WHAT YOU HAVE TO DO:
What follows are records. Restate all of them word for word.
* * * * * * *
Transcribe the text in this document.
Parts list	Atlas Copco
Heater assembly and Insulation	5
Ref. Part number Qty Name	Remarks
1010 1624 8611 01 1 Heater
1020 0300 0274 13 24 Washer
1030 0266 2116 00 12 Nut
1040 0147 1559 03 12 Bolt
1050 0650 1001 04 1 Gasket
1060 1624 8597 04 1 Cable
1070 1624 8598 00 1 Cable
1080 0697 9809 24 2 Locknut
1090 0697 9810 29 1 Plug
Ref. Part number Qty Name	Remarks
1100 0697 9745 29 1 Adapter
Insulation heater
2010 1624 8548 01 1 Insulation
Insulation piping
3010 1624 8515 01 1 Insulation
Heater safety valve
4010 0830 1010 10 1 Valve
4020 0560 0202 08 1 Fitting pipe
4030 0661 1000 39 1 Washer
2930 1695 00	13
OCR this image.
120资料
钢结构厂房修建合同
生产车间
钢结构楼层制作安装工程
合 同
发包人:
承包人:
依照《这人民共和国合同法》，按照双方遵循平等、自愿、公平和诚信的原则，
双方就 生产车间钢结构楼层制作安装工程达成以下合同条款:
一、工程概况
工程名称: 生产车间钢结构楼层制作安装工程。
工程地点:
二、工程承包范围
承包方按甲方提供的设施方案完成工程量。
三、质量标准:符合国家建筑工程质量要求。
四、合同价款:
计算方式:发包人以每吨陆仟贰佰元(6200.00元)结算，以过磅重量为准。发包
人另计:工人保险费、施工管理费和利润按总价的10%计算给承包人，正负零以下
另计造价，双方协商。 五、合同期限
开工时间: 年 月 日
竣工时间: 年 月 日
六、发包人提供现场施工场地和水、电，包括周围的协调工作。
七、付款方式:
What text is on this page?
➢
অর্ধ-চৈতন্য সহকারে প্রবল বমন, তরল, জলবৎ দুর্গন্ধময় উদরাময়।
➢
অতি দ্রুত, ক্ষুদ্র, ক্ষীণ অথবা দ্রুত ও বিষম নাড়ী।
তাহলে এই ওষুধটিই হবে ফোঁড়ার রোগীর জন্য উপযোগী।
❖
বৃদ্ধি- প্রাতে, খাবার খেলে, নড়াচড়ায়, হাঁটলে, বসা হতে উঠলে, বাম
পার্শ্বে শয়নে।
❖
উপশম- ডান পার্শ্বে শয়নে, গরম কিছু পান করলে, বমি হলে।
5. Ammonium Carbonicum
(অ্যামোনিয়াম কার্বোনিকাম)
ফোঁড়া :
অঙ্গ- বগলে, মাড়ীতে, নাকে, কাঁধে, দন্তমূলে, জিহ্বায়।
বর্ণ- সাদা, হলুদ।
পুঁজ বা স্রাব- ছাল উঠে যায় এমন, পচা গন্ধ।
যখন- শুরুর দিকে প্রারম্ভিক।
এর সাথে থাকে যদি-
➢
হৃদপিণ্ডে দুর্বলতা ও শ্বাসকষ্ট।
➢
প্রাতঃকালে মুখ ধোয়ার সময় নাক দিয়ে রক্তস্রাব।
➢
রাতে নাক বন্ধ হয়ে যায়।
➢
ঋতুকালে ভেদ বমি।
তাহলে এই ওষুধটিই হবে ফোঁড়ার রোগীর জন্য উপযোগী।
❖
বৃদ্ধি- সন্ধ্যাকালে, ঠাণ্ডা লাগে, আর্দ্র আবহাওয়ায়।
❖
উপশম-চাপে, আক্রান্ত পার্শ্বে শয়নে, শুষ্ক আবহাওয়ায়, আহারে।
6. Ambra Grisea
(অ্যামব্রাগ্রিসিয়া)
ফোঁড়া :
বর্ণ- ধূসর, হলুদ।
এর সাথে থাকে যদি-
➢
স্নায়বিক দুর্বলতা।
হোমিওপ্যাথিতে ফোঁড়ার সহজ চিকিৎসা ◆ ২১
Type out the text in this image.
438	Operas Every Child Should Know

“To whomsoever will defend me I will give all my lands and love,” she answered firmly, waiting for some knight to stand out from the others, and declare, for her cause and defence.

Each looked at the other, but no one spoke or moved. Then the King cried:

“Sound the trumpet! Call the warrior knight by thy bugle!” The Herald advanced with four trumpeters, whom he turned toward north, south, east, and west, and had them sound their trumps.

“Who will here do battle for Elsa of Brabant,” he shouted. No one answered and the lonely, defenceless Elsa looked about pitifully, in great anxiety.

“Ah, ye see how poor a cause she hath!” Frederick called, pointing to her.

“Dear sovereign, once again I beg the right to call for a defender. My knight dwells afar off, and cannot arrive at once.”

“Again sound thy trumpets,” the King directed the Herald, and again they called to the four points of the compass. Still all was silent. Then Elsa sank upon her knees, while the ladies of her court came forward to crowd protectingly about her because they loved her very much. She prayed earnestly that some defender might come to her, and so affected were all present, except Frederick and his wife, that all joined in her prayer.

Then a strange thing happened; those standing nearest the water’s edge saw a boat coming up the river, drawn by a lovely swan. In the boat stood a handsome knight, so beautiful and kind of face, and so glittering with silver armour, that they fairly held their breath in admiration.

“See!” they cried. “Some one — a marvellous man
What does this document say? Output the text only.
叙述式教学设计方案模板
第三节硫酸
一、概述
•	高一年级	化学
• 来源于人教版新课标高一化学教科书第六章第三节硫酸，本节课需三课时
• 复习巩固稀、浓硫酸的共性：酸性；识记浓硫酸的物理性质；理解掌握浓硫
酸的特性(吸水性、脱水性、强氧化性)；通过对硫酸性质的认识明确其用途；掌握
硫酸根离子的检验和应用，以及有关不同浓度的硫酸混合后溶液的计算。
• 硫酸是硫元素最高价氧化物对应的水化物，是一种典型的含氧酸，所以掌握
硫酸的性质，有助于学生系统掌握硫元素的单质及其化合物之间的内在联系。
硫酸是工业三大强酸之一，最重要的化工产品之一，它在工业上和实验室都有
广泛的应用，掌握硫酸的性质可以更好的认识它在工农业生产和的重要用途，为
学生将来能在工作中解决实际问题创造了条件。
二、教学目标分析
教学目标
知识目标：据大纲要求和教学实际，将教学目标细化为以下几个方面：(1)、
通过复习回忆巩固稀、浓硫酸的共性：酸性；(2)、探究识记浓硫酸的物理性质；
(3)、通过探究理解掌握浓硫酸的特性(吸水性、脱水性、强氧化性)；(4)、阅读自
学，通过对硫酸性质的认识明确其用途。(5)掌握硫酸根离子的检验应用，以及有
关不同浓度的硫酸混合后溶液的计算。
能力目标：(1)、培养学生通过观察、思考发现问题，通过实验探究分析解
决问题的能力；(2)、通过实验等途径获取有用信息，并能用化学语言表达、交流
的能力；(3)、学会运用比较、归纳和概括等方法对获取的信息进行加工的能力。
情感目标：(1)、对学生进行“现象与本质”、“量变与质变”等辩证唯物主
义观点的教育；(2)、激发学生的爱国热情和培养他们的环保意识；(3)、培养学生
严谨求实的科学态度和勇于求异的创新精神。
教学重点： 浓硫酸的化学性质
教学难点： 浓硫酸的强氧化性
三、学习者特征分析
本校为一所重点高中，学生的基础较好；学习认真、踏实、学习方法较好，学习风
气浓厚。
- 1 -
* * * * * * *
EXERCISE OUTPUT:
Transcribe the text in this document.
Parts list	Atlas Copco
Heater assembly and Insulation	5
Ref. Part number Qty Name	Remarks
1010 1624 8611 01 1 Heater
1020 0300 0274 13 24 Washer
1030 0266 2116 00 12 Nut
1040 0147 1559 03 12 Bolt
1050 0650 1001 04 1 Gasket
1060 1624 8597 04 1 Cable
1070 1624 8598 00 1 Cable
1080 0697 9809 24 2 Locknut
1090 0697 9810 29 1 Plug
Ref. Part number Qty Name	Remarks
1100 0697 9745 29 1 Adapter
Insulation heater
2010 1624 8548 01 1 Insulation
Insulation piping
3010 1624 8515 01 1 Insulation
Heater safety valve
4010 0830 1010 10 1 Valve
4020 0560 0202 08 1 Fitting pipe
4030 0661 1000 39 1 Washer
2930 1695 00	13
OCR this image.
120资料
钢结构厂房修建合同
生产车间
钢结构楼层制作安装工程
合 同
发包人:
承包人:
依照《这人民共和国合同法》，按照双方遵循平等、自愿、公平和诚信的原则，
双方就 生产车间钢结构楼层制作安装工程达成以下合同条款:
一、工程概况
工程名称: 生产车间钢结构楼层制作安装工程。
工程地点:
二、工程承包范围
承包方按甲方提供的设施方案完成工程量。
三、质量标准:符合国家建筑工程质量要求。
四、合同价款:
计算方式:发包人以每吨陆仟贰佰元(6200.00元)结算，以过磅重量为准。发包
人另计:工人保险费、施工管理费和利润按总价的10%计算给承包人，正负零以下
另计造价，双方协商。 五、合同期限
开工时间: 年 月 日
竣工时间: 年 月 日
六、发包人提供现场施工场地和水、电，包括周围的协调工作。
七、付款方式:
What text is on this page?
➢
অর্ধ-চৈতন্য সহকারে প্রবল বমন, তরল, জলবৎ দুর্গন্ধময় উদরাময়।
➢
অতি দ্রুত, ক্ষুদ্র, ক্ষীণ অথবা দ্রুত ও বিষম নাড়ী।
তাহলে এই ওষুধটিই হবে ফোঁড়ার রোগীর জন্য উপযোগী।
❖
বৃদ্ধি- প্রাতে, খাবার খেলে, নড়াচড়ায়, হাঁটলে, বসা হতে উঠলে, বাম
পার্শ্বে শয়নে।
❖
উপশম- ডান পার্শ্বে শয়নে, গরম কিছু পান করলে, বমি হলে।
5. Ammonium Carbonicum
(অ্যামোনিয়াম কার্বোনিকাম)
ফোঁড়া :
অঙ্গ- বগলে, মাড়ীতে, নাকে, কাঁধে, দন্তমূলে, জিহ্বায়।
বর্ণ- সাদা, হলুদ।
পুঁজ বা স্রাব- ছাল উঠে যায় এমন, পচা গন্ধ।
যখন- শুরুর দিকে প্রারম্ভিক।
এর সাথে থাকে যদি-
➢
হৃদপিণ্ডে দুর্বলতা ও শ্বাসকষ্ট।
➢
প্রাতঃকালে মুখ ধোয়ার সময় নাক দিয়ে রক্তস্রাব।
➢
রাতে নাক বন্ধ হয়ে যায়।
➢
ঋতুকালে ভেদ বমি।
তাহলে এই ওষুধটিই হবে ফোঁড়ার রোগীর জন্য উপযোগী।
❖
বৃদ্ধি- সন্ধ্যাকালে, ঠাণ্ডা লাগে, আর্দ্র আবহাওয়ায়।
❖
উপশম-চাপে, আক্রান্ত পার্শ্বে শয়নে, শুষ্ক আবহাওয়ায়, আহারে।
6. Ambra Grisea
(অ্যামব্রাগ্রিসিয়া)
ফোঁড়া :
বর্ণ- ধূসর, হলুদ।
এর সাথে থাকে যদি-
➢
স্নায়বিক দুর্বলতা।
হোমিওপ্যাথিতে ফোঁড়ার সহজ চিকিৎসা ◆ ২১
Type out the text in this image.
438	Operas Every Child Should Know

“To whomsoever will defend me I will give all my lands and love,” she answered firmly, waiting for some knight to stand out from the others, and declare, for her cause and defence.

Each looked at the other, but no one spoke or moved. Then the King cried:

“Sound the trumpet! Call the warrior knight by thy bugle!” The Herald advanced with four trumpeters, whom he turned toward north, south, east, and west, and had them sound their trumps.

“Who will here do battle for Elsa of Brabant,” he shouted. No one answered and the lonely, defenceless Elsa looked about pitifully, in great anxiety.

“Ah, ye see how poor a cause she hath!” Frederick called, pointing to her.

“Dear sovereign, once again I beg the right to call for a defender. My knight dwells afar off, and cannot arrive at once.”

“Again sound thy trumpets,” the King directed the Herald, and again they called to the four points of the compass. Still all was silent. Then Elsa sank upon her knees, while the ladies of her court came forward to crowd protectingly about her because they loved her very much. She prayed earnestly that some defender might come to her, and so affected were all present, except Frederick and his wife, that all joined in her prayer.

Then a strange thing happened; those standing nearest the water’s edge saw a boat coming up the river, drawn by a lovely swan. In the boat stood a handsome knight, so beautiful and kind of face, and so glittering with silver armour, that they fairly held their breath in admiration.

“See!” they cried. “Some one — a marvellous man
What does this document say? Output the text only.
叙述式教学设计方案模板
第三节硫酸
一、概述
•	高一年级	化学
• 来源于人教版新课标高一化学教科书第六章第三节硫酸，本节课需三课时
• 复习巩固稀、浓硫酸的共性：酸性；识记浓硫酸的物理性质；理解掌握浓硫
酸的特性(吸水性、脱水性、强氧化性)；通过对硫酸性质的认识明确其用途；掌握
硫酸根离子的检验和应用，以及有关不同浓度的硫酸混合后溶液的计算。
• 硫酸是硫元素最高价氧化物对应的水化物，是一种典型的含氧酸，所以掌握
硫酸的性质，有助于学生系统掌握硫元素的单质及其化合物之间的内在联系。
硫酸是工业三大强酸之一，最重要的化工产品之一，它在工业上和实验室都有
广泛的应用，掌握硫酸的性质可以更好的认识它在工农业生产和的重要用途，为
学生将来能在工作中解决实际问题创造了条件。
二、教学目标分析
教学目标
知识目标：据大纲要求和教学实际，将教学目标细化为以下几个方面：(1)、
通过复习回忆巩固稀、浓硫酸的共性：酸性；(2)、探究识记浓硫酸的物理性质；
(3)、通过探究理解掌握浓硫酸的特性(吸水性、脱水性、强氧化性)；(4)、阅读自
学，通过对硫酸性质的认识明确其用途。(5)掌握硫酸根离子的检验应用，以及有
关不同浓度的硫酸混合后溶液的计算。
能力目标：(1)、培养学生通过观察、思考发现问题，通过实验探究分析解
决问题的能力；(2)、通过实验等途径获取有用信息，并能用化学语言表达、交流
的能力；(3)、学会运用比较、归纳和概括等方法对获取的信息进行加工的能力。
情感目标：(1)、对学生进行“现象与本质”、“量变与质变”等辩证唯物主
义观点的教育；(2)、激发学生的爱国热情和培养他们的环保意识；(3)、培养学生
严谨求实的科学态度和勇于求异的创新精神。
教学重点： 浓硫酸的化学性质
教学难点： 浓硫酸的强氧化性
三、学习者特征分析
本校为一所重点高中，学生的基础较好；学习认真、踏实、学习方法较好，学习风
气浓厚。
- 1 -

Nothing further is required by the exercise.